Data supplied:
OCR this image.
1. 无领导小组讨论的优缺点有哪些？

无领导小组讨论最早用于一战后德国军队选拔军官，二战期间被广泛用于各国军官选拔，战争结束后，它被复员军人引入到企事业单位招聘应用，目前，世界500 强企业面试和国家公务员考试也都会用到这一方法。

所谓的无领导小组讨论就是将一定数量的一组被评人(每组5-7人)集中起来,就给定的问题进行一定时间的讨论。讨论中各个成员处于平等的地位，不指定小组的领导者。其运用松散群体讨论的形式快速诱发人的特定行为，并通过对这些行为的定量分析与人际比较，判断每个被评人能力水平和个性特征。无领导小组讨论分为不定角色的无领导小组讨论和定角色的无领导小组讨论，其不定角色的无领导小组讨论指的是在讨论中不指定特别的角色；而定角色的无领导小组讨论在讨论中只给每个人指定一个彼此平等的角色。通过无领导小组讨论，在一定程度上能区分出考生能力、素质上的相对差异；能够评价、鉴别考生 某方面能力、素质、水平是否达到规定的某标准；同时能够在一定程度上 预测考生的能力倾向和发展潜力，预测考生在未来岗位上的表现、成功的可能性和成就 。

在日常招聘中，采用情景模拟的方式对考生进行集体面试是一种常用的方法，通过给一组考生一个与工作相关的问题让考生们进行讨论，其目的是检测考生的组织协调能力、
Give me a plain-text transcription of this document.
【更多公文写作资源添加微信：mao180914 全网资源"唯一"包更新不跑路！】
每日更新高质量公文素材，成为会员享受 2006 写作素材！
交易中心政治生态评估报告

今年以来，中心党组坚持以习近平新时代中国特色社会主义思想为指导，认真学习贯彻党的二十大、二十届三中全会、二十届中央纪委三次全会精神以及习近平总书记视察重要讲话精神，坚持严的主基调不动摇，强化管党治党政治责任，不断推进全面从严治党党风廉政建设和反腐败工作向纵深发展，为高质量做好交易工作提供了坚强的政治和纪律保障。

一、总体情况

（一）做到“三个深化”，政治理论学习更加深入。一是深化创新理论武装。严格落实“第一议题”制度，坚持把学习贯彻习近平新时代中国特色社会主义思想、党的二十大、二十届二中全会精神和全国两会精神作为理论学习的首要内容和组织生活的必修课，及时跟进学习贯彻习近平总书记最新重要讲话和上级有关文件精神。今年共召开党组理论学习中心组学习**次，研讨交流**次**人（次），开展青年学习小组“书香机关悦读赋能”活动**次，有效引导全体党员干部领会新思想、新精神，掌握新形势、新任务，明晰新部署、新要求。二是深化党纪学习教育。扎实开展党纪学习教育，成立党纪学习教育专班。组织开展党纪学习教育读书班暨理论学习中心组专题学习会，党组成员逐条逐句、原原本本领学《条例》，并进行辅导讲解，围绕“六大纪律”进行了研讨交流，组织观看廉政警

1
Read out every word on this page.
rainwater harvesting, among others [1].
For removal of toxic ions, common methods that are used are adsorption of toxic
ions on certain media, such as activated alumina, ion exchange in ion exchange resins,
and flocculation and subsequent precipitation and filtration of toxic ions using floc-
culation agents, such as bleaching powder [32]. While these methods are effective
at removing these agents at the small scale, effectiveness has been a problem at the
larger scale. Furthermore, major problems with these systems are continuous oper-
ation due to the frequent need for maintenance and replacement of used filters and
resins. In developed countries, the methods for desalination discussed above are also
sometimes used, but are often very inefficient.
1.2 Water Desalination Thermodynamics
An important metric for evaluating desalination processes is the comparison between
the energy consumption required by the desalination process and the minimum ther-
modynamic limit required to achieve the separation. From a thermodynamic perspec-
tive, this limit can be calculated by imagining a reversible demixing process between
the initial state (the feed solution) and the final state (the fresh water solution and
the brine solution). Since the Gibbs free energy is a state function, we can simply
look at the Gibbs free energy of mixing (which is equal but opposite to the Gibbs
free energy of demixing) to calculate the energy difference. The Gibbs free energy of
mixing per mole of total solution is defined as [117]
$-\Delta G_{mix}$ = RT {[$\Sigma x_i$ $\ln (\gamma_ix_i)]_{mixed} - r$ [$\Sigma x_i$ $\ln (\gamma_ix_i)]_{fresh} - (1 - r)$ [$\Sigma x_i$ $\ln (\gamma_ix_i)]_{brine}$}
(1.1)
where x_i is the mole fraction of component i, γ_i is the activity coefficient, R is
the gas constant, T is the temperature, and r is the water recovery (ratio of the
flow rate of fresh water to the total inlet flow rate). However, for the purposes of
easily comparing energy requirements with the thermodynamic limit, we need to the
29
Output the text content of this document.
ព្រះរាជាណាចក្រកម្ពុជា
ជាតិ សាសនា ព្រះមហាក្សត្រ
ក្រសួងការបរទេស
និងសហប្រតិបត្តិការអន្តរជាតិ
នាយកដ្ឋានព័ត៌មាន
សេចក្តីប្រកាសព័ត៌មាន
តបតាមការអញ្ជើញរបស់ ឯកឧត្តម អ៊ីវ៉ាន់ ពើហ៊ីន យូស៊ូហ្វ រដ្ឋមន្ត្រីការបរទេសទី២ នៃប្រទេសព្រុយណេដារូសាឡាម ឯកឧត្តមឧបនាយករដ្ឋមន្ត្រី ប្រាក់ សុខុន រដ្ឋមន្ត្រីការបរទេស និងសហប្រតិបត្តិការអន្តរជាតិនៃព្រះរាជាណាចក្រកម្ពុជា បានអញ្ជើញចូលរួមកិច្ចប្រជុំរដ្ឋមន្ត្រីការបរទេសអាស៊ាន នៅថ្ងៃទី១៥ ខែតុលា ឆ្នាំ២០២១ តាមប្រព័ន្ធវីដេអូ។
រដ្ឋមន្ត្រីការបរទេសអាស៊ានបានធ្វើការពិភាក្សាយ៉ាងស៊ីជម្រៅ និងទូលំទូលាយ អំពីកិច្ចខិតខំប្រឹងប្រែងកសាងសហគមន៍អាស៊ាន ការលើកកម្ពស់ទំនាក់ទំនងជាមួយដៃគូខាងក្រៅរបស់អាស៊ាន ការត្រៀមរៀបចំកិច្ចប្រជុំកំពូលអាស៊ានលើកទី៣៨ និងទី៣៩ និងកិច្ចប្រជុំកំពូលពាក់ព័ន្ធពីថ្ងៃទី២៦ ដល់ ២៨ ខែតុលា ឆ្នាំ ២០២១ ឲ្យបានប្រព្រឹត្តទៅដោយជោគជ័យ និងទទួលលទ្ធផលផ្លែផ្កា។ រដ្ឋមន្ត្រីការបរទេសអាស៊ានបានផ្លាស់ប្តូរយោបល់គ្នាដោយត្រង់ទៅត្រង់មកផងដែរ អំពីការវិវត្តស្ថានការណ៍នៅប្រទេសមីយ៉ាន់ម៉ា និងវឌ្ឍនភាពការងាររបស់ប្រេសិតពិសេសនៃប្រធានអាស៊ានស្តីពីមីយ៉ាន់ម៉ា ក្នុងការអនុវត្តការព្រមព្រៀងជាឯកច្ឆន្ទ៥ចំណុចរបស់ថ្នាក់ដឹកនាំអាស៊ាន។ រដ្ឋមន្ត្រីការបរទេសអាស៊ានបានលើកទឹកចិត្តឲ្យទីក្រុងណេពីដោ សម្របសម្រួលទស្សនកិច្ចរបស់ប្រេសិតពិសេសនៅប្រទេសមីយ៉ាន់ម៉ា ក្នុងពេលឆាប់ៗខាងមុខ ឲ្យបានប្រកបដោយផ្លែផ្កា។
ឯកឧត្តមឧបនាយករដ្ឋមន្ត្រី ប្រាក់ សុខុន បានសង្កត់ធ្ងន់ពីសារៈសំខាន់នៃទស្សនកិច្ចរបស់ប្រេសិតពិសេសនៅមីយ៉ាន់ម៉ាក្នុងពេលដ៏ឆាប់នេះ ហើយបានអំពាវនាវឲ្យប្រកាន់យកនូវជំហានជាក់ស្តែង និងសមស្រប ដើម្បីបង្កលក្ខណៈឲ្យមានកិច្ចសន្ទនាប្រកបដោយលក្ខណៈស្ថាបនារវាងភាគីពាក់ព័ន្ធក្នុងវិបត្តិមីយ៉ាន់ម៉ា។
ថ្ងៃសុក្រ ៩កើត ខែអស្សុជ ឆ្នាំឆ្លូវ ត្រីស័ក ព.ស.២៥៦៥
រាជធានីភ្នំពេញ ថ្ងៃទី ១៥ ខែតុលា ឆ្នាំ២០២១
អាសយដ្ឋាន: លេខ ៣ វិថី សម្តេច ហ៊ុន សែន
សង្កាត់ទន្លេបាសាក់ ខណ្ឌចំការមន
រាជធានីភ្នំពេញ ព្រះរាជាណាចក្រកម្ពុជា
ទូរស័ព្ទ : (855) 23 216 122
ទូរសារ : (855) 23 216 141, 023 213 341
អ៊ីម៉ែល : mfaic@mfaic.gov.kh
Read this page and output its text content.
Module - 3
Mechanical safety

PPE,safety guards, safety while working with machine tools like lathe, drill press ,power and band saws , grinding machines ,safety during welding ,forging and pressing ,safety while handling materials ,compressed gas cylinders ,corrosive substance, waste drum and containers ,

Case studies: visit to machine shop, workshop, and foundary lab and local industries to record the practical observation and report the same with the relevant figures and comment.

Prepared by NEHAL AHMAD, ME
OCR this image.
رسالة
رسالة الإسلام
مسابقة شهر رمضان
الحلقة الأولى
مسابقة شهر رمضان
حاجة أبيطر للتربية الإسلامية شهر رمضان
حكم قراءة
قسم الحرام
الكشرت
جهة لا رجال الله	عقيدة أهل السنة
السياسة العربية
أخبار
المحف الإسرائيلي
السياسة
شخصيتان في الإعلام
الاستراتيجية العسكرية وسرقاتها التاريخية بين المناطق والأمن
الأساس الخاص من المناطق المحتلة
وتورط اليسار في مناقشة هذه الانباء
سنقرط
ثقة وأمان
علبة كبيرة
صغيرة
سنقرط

Instructions to follow: Pull out all lines containing "between".

Solved problem:
An important metric for evaluating desalination processes is the comparison between
tive, this limit can be calculated by imagining a reversible demixing process between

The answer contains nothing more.